* [WHAT NEEDS TO BE DONE] Look through the material and copy each line holding "Frequency".

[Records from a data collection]
* Start *
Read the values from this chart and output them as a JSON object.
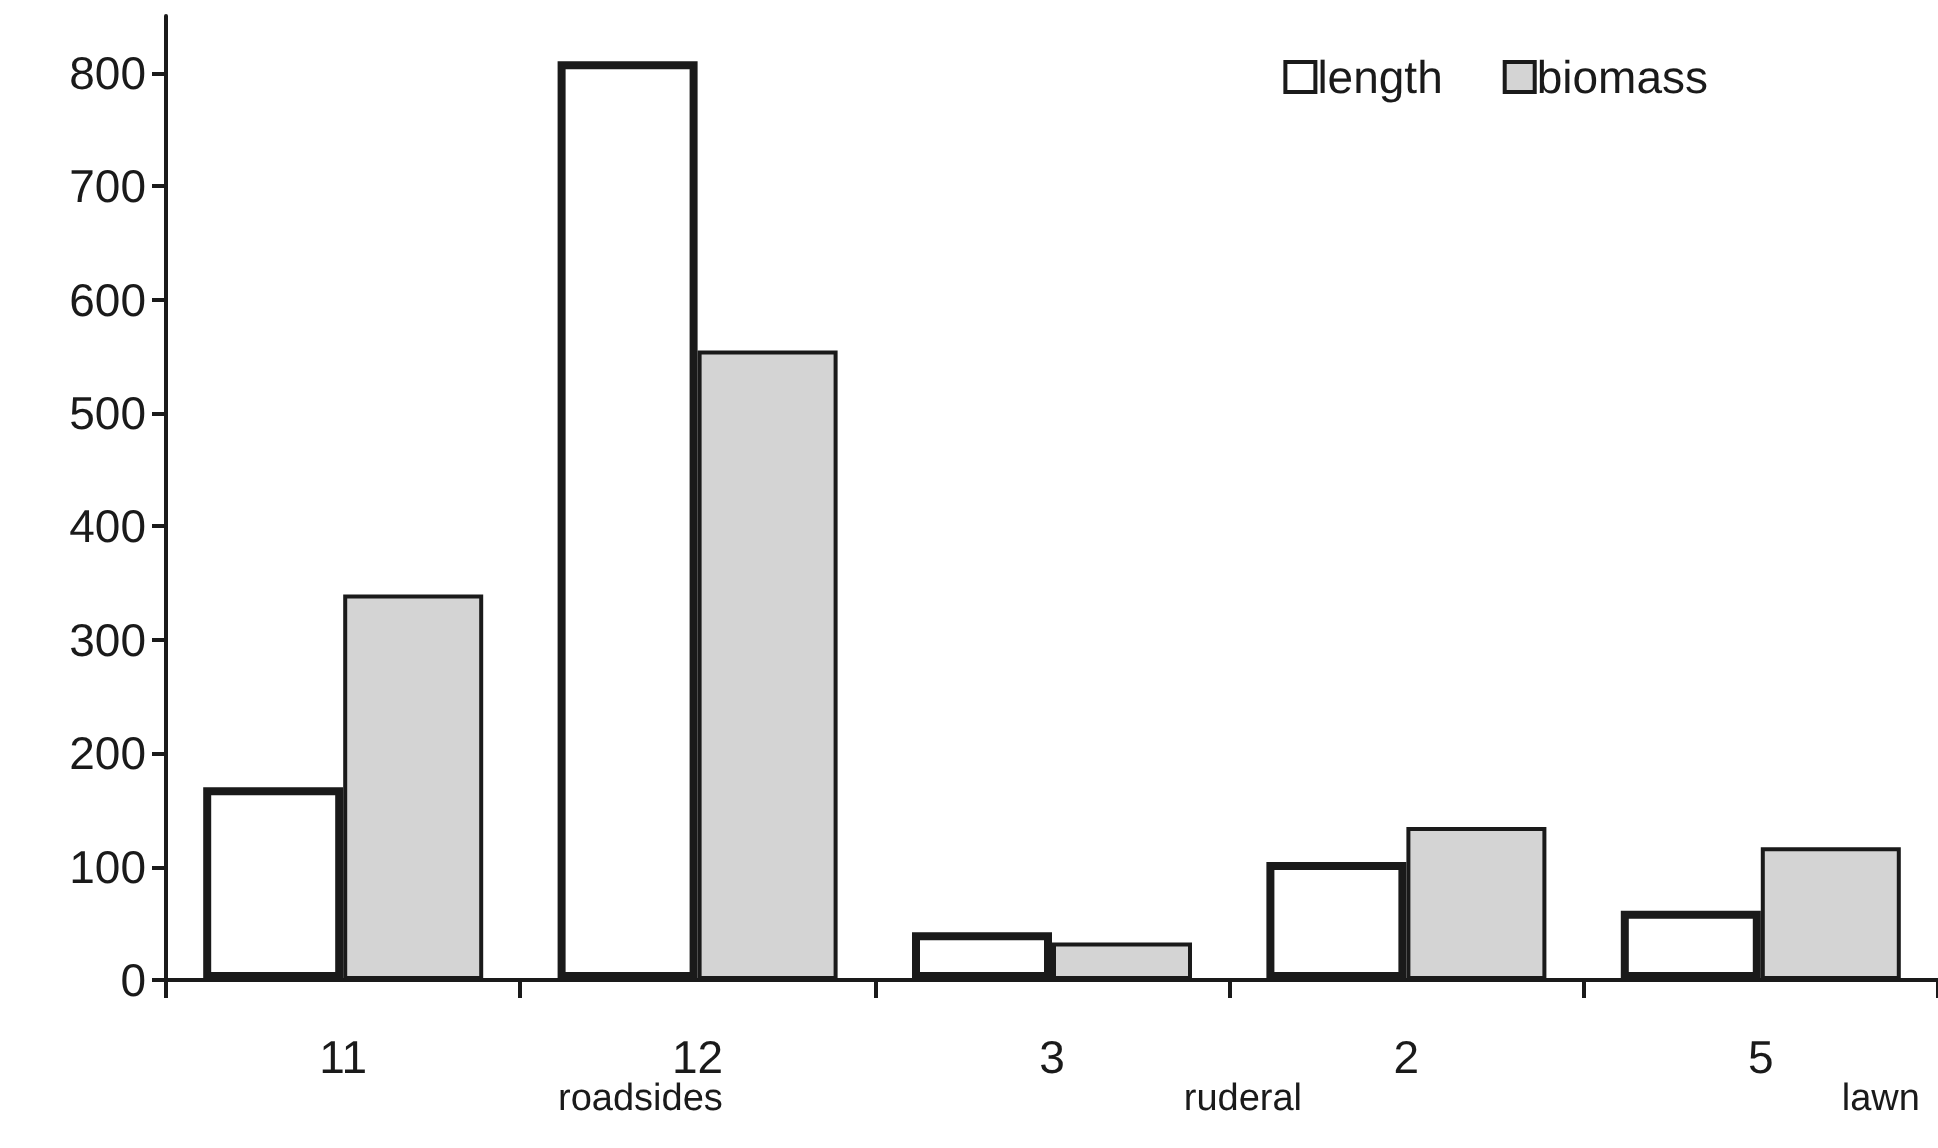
{
  "chart_data": {
    "type": "bar",
    "categories": [
      "11",
      "12",
      "3",
      "2",
      "5"
    ],
    "series": [
      {
        "name": "length",
        "color": "#ffffff",
        "values": [
          170,
          810,
          42,
          104,
          61
        ]
      },
      {
        "name": "biomass",
        "color": "#d4d4d4",
        "values": [
          340,
          555,
          33,
          135,
          117
        ]
      }
    ],
    "annotations": [
      "roadsides",
      "ruderal",
      "lawn"
    ],
    "ylim": [
      0,
      850
    ],
    "yticks": [
      0,
      100,
      200,
      300,
      400,
      500,
      600,
      700,
      800
    ],
    "grid": false,
    "legend": "top right"
  }
}
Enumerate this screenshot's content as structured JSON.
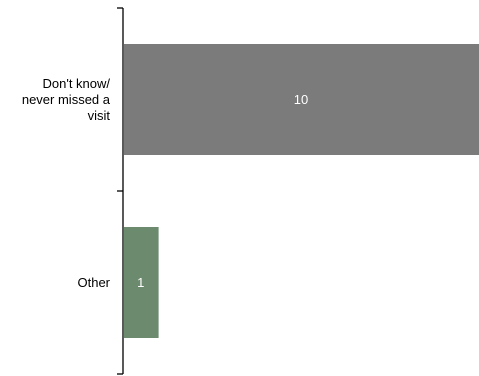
{
  "chart_data": {
    "type": "bar",
    "orientation": "horizontal",
    "categories": [
      [
        "Don't know/",
        "never missed a",
        "visit"
      ],
      [
        "Other"
      ]
    ],
    "values": [
      10,
      1
    ],
    "value_labels": [
      "10",
      "1"
    ],
    "bar_colors": [
      "#7b7b7b",
      "#6b8a6e"
    ],
    "xlim": [
      0,
      10
    ],
    "grid": false,
    "legend": "none"
  }
}
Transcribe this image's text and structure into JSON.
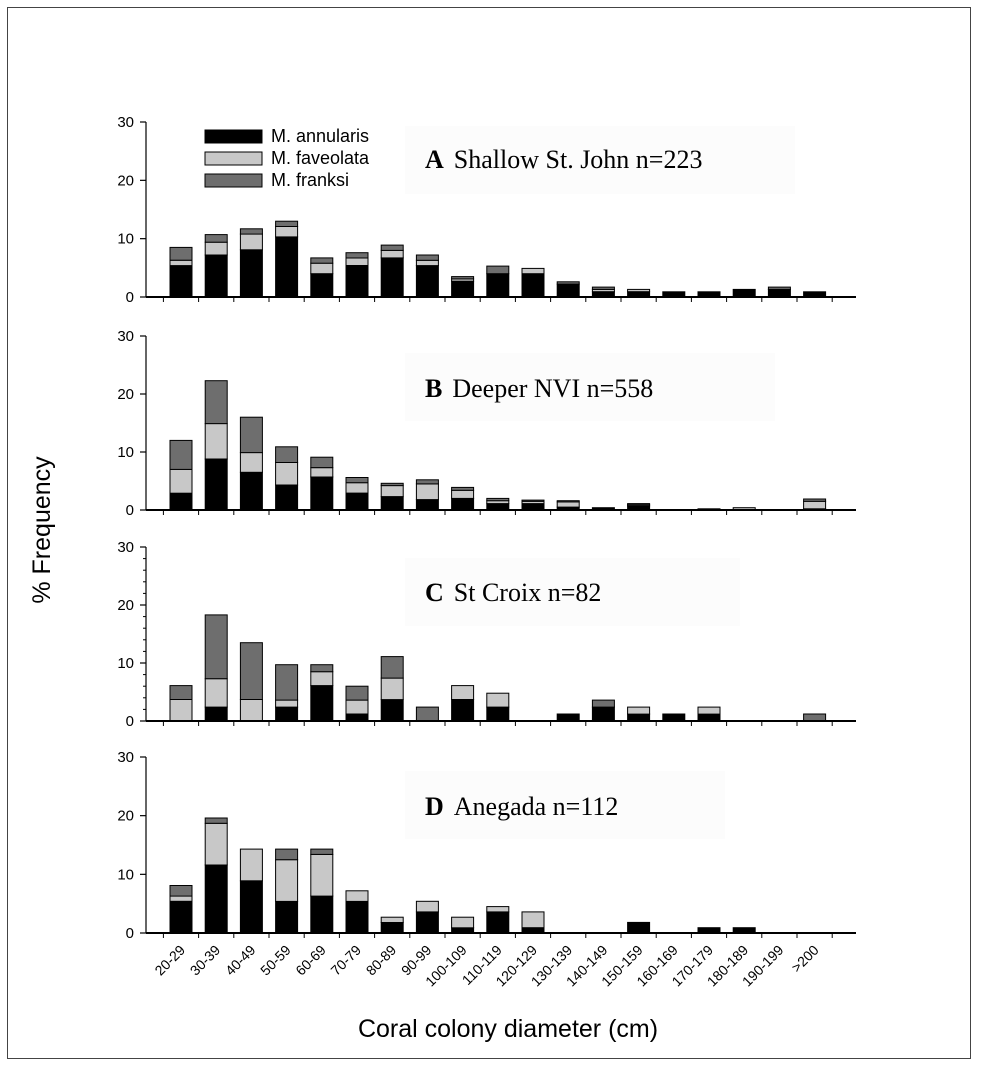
{
  "chart_data": {
    "type": "bar",
    "stacked": true,
    "ylabel": "% Frequency",
    "xlabel": "Coral colony diameter (cm)",
    "ylim": [
      0,
      30
    ],
    "yticks": [
      0,
      10,
      20,
      30
    ],
    "categories": [
      "20-29",
      "30-39",
      "40-49",
      "50-59",
      "60-69",
      "70-79",
      "80-89",
      "90-99",
      "100-109",
      "110-119",
      "120-129",
      "130-139",
      "140-149",
      "150-159",
      "160-169",
      "170-179",
      "180-189",
      "190-199",
      ">200"
    ],
    "legend": {
      "placement": "top-left of panel A",
      "entries": [
        {
          "name": "M. annularis",
          "color": "#000000"
        },
        {
          "name": "M. faveolata",
          "color": "#c8c8c8"
        },
        {
          "name": "M. franksi",
          "color": "#6e6e6e"
        }
      ]
    },
    "panels": [
      {
        "letter": "A",
        "title": "Shallow St. John n=223",
        "series": [
          {
            "name": "M. annularis",
            "values": [
              5.4,
              7.2,
              8.1,
              10.3,
              4.0,
              5.4,
              6.7,
              5.4,
              2.7,
              4.0,
              4.0,
              2.2,
              0.9,
              0.9,
              0.9,
              0.9,
              1.3,
              1.3,
              0.9
            ]
          },
          {
            "name": "M. faveolata",
            "values": [
              0.9,
              2.2,
              2.7,
              1.8,
              1.8,
              1.3,
              1.3,
              0.9,
              0.4,
              0.0,
              0.9,
              0.0,
              0.4,
              0.4,
              0.0,
              0.0,
              0.0,
              0.0,
              0.0
            ]
          },
          {
            "name": "M. franksi",
            "values": [
              2.2,
              1.3,
              0.9,
              0.9,
              0.9,
              0.9,
              0.9,
              0.9,
              0.4,
              1.3,
              0.0,
              0.4,
              0.4,
              0.0,
              0.0,
              0.0,
              0.0,
              0.4,
              0.0
            ]
          }
        ]
      },
      {
        "letter": "B",
        "title": "Deeper NVI   n=558",
        "series": [
          {
            "name": "M. annularis",
            "values": [
              2.9,
              8.8,
              6.5,
              4.3,
              5.7,
              2.9,
              2.3,
              1.8,
              2.0,
              1.1,
              1.1,
              0.5,
              0.4,
              0.7,
              0.0,
              0.2,
              0.0,
              0.0,
              0.2
            ]
          },
          {
            "name": "M. faveolata",
            "values": [
              4.1,
              6.1,
              3.4,
              3.9,
              1.6,
              1.8,
              1.9,
              2.7,
              1.4,
              0.5,
              0.4,
              0.9,
              0.0,
              0.2,
              0.0,
              0.0,
              0.4,
              0.0,
              1.3
            ]
          },
          {
            "name": "M. franksi",
            "values": [
              5.0,
              7.4,
              6.1,
              2.7,
              1.8,
              0.9,
              0.4,
              0.7,
              0.5,
              0.4,
              0.2,
              0.2,
              0.0,
              0.2,
              0.0,
              0.0,
              0.0,
              0.0,
              0.4
            ]
          }
        ]
      },
      {
        "letter": "C",
        "title": "St Croix    n=82",
        "series": [
          {
            "name": "M. annularis",
            "values": [
              0.0,
              2.4,
              0.0,
              2.4,
              6.1,
              1.2,
              3.7,
              0.0,
              3.7,
              2.4,
              0.0,
              1.2,
              2.4,
              1.2,
              1.2,
              1.2,
              0.0,
              0.0,
              0.0
            ]
          },
          {
            "name": "M. faveolata",
            "values": [
              3.7,
              4.9,
              3.7,
              1.2,
              2.4,
              2.4,
              3.7,
              0.0,
              2.4,
              2.4,
              0.0,
              0.0,
              0.0,
              1.2,
              0.0,
              1.2,
              0.0,
              0.0,
              0.0
            ]
          },
          {
            "name": "M. franksi",
            "values": [
              2.4,
              11.0,
              9.8,
              6.1,
              1.2,
              2.4,
              3.7,
              2.4,
              0.0,
              0.0,
              0.0,
              0.0,
              1.2,
              0.0,
              0.0,
              0.0,
              0.0,
              0.0,
              1.2
            ]
          }
        ]
      },
      {
        "letter": "D",
        "title": "Anegada    n=112",
        "series": [
          {
            "name": "M. annularis",
            "values": [
              5.4,
              11.6,
              8.9,
              5.4,
              6.3,
              5.4,
              1.8,
              3.6,
              0.9,
              3.6,
              0.9,
              0.0,
              0.0,
              1.8,
              0.0,
              0.9,
              0.9,
              0.0,
              0.0
            ]
          },
          {
            "name": "M. faveolata",
            "values": [
              0.9,
              7.1,
              5.4,
              7.1,
              7.1,
              1.8,
              0.9,
              1.8,
              1.8,
              0.9,
              2.7,
              0.0,
              0.0,
              0.0,
              0.0,
              0.0,
              0.0,
              0.0,
              0.0
            ]
          },
          {
            "name": "M. franksi",
            "values": [
              1.8,
              0.9,
              0.0,
              1.8,
              0.9,
              0.0,
              0.0,
              0.0,
              0.0,
              0.0,
              0.0,
              0.0,
              0.0,
              0.0,
              0.0,
              0.0,
              0.0,
              0.0,
              0.0
            ]
          }
        ]
      }
    ]
  }
}
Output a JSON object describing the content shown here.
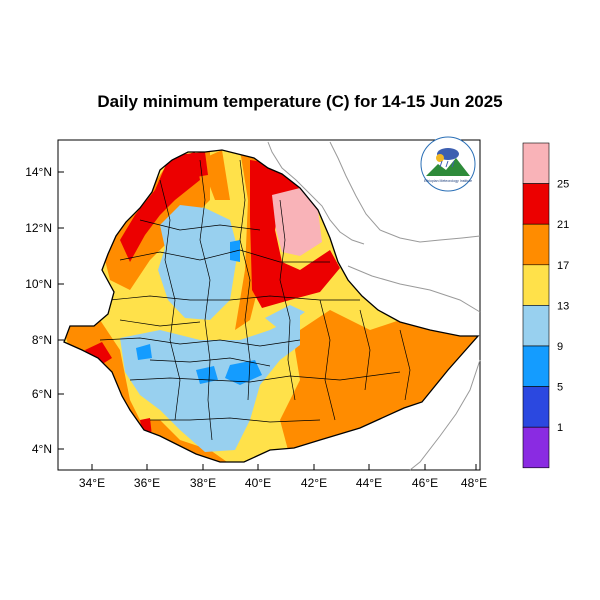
{
  "title": "Daily minimum temperature (C) for 14-15 Jun 2025",
  "map": {
    "lat_ticks": [
      "4°N",
      "6°N",
      "8°N",
      "10°N",
      "12°N",
      "14°N"
    ],
    "lon_ticks": [
      "34°E",
      "36°E",
      "38°E",
      "40°E",
      "42°E",
      "44°E",
      "46°E",
      "48°E"
    ],
    "lat_range": [
      3.2,
      15.0
    ],
    "lon_range": [
      33.0,
      48.2
    ]
  },
  "colorbar": {
    "boundaries": [
      "25",
      "21",
      "17",
      "13",
      "9",
      "5",
      "1"
    ],
    "colors": [
      "#f9b3b8",
      "#ec0000",
      "#ff8c00",
      "#ffe14a",
      "#98d0ef",
      "#149cff",
      "#2b48e0",
      "#8a2be2"
    ]
  },
  "logo": {
    "text": "Ethiopian Meteorology Institute"
  }
}
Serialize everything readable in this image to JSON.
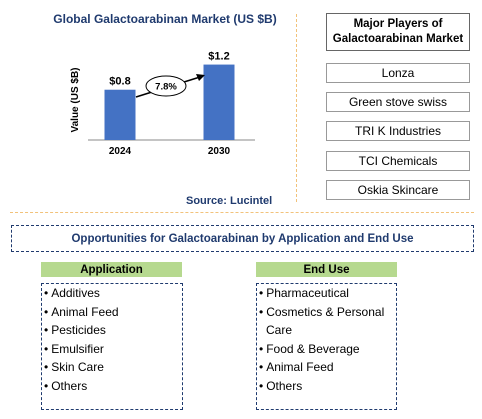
{
  "chart_data": {
    "type": "bar",
    "title": "Global Galactoarabinan Market (US $B)",
    "ylabel": "Value (US $B)",
    "categories": [
      "2024",
      "2030"
    ],
    "values": [
      0.8,
      1.2
    ],
    "value_labels": [
      "$0.8",
      "$1.2"
    ],
    "growth_label": "7.8%",
    "ylim": [
      0,
      1.4
    ],
    "bar_color": "#4472c4",
    "source": "Source: Lucintel"
  },
  "players": {
    "title": "Major Players of Galactoarabinan Market",
    "items": [
      "Lonza",
      "Green stove swiss",
      "TRI K Industries",
      "TCI Chemicals",
      "Oskia Skincare"
    ]
  },
  "opportunities": {
    "title": "Opportunities for Galactoarabinan by Application and End Use",
    "application": {
      "header": "Application",
      "items": [
        "Additives",
        "Animal Feed",
        "Pesticides",
        "Emulsifier",
        "Skin Care",
        "Others"
      ]
    },
    "end_use": {
      "header": "End Use",
      "items": [
        "Pharmaceutical",
        "Cosmetics & Personal Care",
        "Food & Beverage",
        "Animal Feed",
        "Others"
      ]
    }
  },
  "colors": {
    "title_blue": "#1f3a6e",
    "header_green": "#b6d98f",
    "separator": "#f2c27a"
  }
}
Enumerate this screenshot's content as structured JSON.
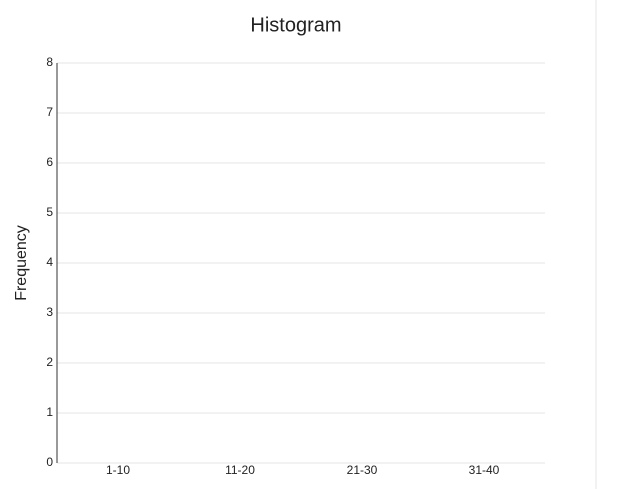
{
  "chart_data": {
    "type": "bar",
    "title": "Histogram",
    "y_label": "Frequency",
    "categories": [
      "1-10",
      "11-20",
      "21-30",
      "31-40"
    ],
    "values": [
      0,
      0,
      0,
      0
    ],
    "colors": [
      "#4a9fd8",
      "#b57fd6",
      "#3aa88f",
      "#e0686a"
    ],
    "ylim": [
      0,
      8
    ],
    "yticks": [
      0,
      1,
      2,
      3,
      4,
      5,
      6,
      7,
      8
    ],
    "grid": true
  }
}
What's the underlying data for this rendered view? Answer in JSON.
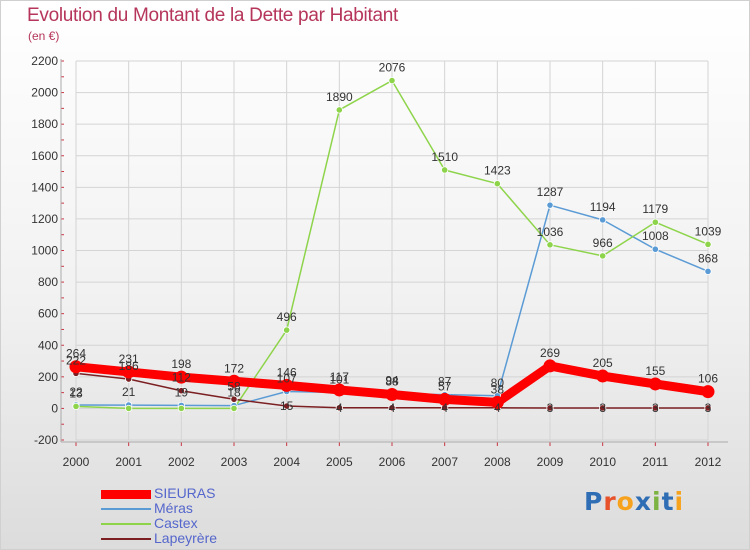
{
  "title": "Evolution du Montant de la Dette par Habitant",
  "subtitle": "(en €)",
  "logo": {
    "text": "Proxiti",
    "letter_colors": [
      "#2f6db5",
      "#e8522b",
      "#f6a21c",
      "#2f6db5",
      "#7cb342",
      "#2f6db5",
      "#f6a21c"
    ]
  },
  "chart_data": {
    "type": "line",
    "title": "Evolution du Montant de la Dette par Habitant",
    "subtitle": "(en €)",
    "x": [
      "2000",
      "2001",
      "2002",
      "2003",
      "2004",
      "2005",
      "2006",
      "2007",
      "2008",
      "2009",
      "2010",
      "2011",
      "2012"
    ],
    "ylim": [
      -200,
      2200
    ],
    "yticks": [
      -200,
      0,
      200,
      400,
      600,
      800,
      1000,
      1200,
      1400,
      1600,
      1800,
      2000,
      2200
    ],
    "grid": true,
    "legend_position": "bottom-left",
    "series": [
      {
        "name": "SIEURAS",
        "color": "#ff0000",
        "values": [
          264,
          231,
          198,
          172,
          146,
          117,
          88,
          57,
          38,
          269,
          205,
          155,
          106
        ],
        "labels": [
          "264",
          "231",
          "198",
          "172",
          "146",
          "117",
          "88",
          "57",
          "38",
          "269",
          "205",
          "155",
          "106"
        ]
      },
      {
        "name": "Méras",
        "color": "#5b9bd5",
        "values": [
          22,
          21,
          19,
          18,
          107,
          101,
          94,
          87,
          80,
          1287,
          1194,
          1008,
          868
        ],
        "labels": [
          "22",
          "21",
          "19",
          "18",
          "107",
          "101",
          "94",
          "87",
          "80",
          "1287",
          "1194",
          "1008",
          "868"
        ]
      },
      {
        "name": "Castex",
        "color": "#8ed44b",
        "values": [
          13,
          0,
          0,
          0,
          496,
          1890,
          2076,
          1510,
          1423,
          1036,
          966,
          1179,
          1039
        ],
        "labels": [
          "13",
          "",
          "",
          "",
          "496",
          "1890",
          "2076",
          "1510",
          "1423",
          "1036",
          "966",
          "1179",
          "1039"
        ]
      },
      {
        "name": "Lapeyrère",
        "color": "#7b1f22",
        "values": [
          222,
          186,
          112,
          58,
          15,
          4,
          4,
          4,
          4,
          3,
          3,
          3,
          3
        ],
        "labels": [
          "222",
          "186",
          "112",
          "58",
          "15",
          "4",
          "4",
          "4",
          "4",
          "3",
          "3",
          "3",
          "3"
        ]
      }
    ]
  }
}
* End *
* [COMPLETE ANSWER]
    "ylabel": "% Frequency",
    "y_label": "Frequency",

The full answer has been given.